(Dataset items)
══════════

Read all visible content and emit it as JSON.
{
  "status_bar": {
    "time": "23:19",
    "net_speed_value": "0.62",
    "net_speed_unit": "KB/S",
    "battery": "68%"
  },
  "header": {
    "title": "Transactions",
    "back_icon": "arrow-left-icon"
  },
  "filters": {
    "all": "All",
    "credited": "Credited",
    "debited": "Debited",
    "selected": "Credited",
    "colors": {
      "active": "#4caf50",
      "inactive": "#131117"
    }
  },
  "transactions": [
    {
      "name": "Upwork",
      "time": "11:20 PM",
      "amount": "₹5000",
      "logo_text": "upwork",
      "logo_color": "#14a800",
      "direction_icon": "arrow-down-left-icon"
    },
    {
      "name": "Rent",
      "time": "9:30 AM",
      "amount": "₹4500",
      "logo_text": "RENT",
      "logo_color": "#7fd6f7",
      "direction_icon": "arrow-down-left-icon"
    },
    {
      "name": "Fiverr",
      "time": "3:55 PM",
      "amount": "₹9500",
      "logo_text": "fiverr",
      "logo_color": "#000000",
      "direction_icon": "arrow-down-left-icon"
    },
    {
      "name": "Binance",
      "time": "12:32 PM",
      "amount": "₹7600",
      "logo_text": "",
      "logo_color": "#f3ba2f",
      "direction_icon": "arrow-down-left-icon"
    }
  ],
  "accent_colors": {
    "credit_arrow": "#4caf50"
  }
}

══════════

» **What this task involves**
Print the listing above in full, exactly as it is.

» **Problem solution**
Read all visible content and emit it as JSON.
{
  "status_bar": {
    "time": "23:19",
    "net_speed_value": "0.62",
    "net_speed_unit": "KB/S",
    "battery": "68%"
  },
  "header": {
    "title": "Transactions",
    "back_icon": "arrow-left-icon"
  },
  "filters": {
    "all": "All",
    "credited": "Credited",
    "debited": "Debited",
    "selected": "Credited",
    "colors": {
      "active": "#4caf50",
      "inactive": "#131117"
    }
  },
  "transactions": [
    {
      "name": "Upwork",
      "time": "11:20 PM",
      "amount": "₹5000",
      "logo_text": "upwork",
      "logo_color": "#14a800",
      "direction_icon": "arrow-down-left-icon"
    },
    {
      "name": "Rent",
      "time": "9:30 AM",
      "amount": "₹4500",
      "logo_text": "RENT",
      "logo_color": "#7fd6f7",
      "direction_icon": "arrow-down-left-icon"
    },
    {
      "name": "Fiverr",
      "time": "3:55 PM",
      "amount": "₹9500",
      "logo_text": "fiverr",
      "logo_color": "#000000",
      "direction_icon": "arrow-down-left-icon"
    },
    {
      "name": "Binance",
      "time": "12:32 PM",
      "amount": "₹7600",
      "logo_text": "",
      "logo_color": "#f3ba2f",
      "direction_icon": "arrow-down-left-icon"
    }
  ],
  "accent_colors": {
    "credit_arrow": "#4caf50"
  }
}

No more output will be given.